_Stored data_.
____________

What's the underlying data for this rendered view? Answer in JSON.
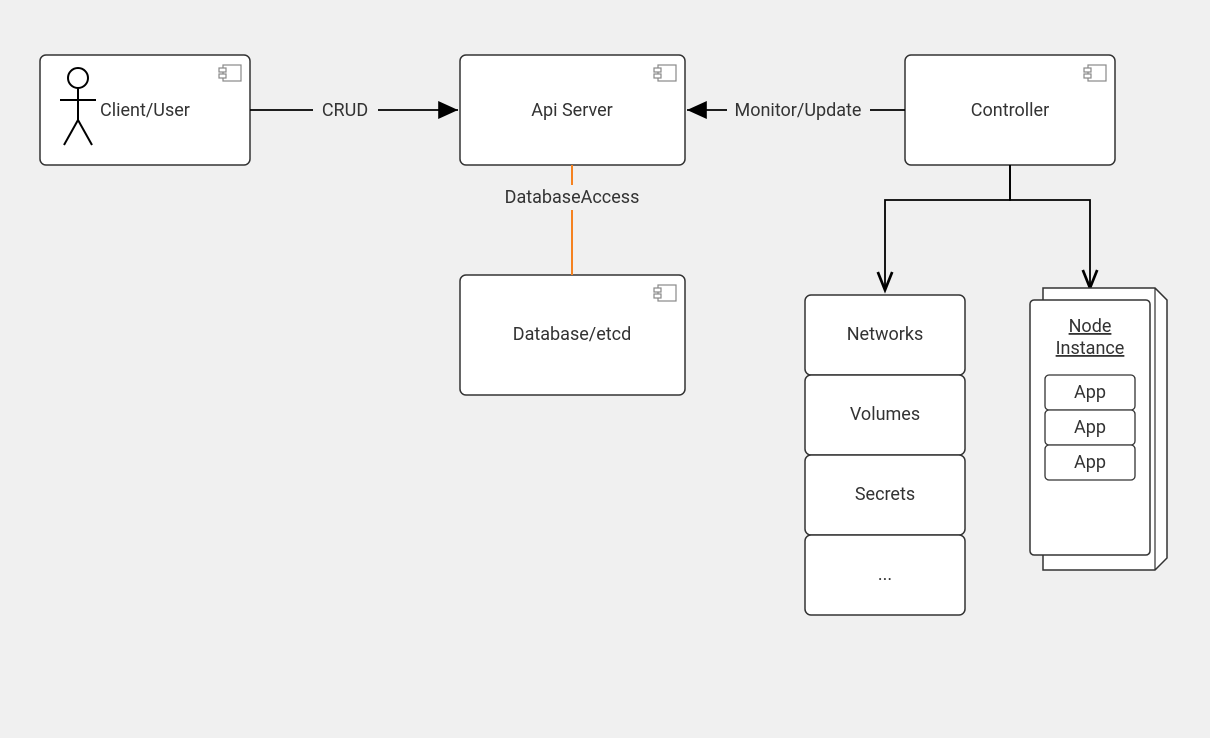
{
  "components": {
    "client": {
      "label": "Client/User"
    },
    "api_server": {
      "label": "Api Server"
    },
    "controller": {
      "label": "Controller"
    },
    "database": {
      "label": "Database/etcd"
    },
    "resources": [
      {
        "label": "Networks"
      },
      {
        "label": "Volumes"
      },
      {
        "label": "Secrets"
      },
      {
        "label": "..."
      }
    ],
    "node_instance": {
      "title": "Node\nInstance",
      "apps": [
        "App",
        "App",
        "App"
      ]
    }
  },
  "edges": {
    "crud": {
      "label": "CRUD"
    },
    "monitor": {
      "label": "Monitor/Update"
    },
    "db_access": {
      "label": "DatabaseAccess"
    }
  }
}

____________

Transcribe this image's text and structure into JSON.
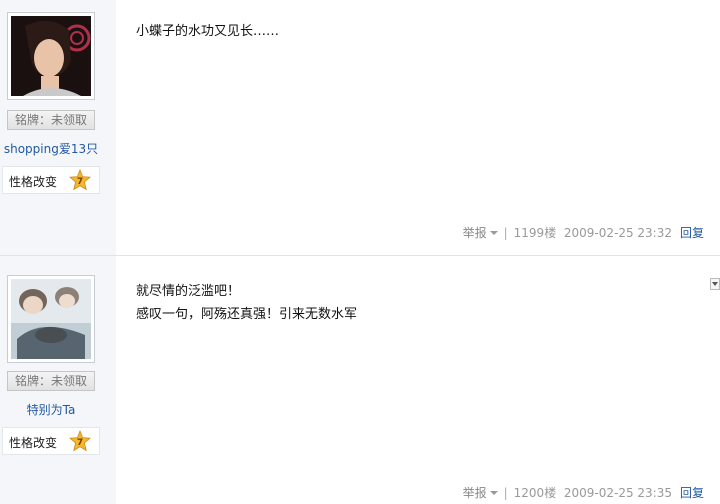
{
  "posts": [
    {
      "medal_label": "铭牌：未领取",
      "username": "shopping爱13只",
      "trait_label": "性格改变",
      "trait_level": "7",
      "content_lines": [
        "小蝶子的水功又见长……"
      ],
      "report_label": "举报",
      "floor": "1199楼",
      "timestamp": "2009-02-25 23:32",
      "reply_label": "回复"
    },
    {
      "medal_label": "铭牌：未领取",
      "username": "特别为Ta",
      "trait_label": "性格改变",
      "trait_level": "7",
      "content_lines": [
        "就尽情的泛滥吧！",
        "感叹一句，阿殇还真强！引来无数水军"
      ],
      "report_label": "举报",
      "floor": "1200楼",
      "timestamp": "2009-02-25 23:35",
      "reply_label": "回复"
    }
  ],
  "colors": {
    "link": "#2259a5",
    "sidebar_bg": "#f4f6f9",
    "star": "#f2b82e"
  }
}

____________

_What you will do_.
State only the count of lines above that hold the string "timestamp".

_Problem solution_.
2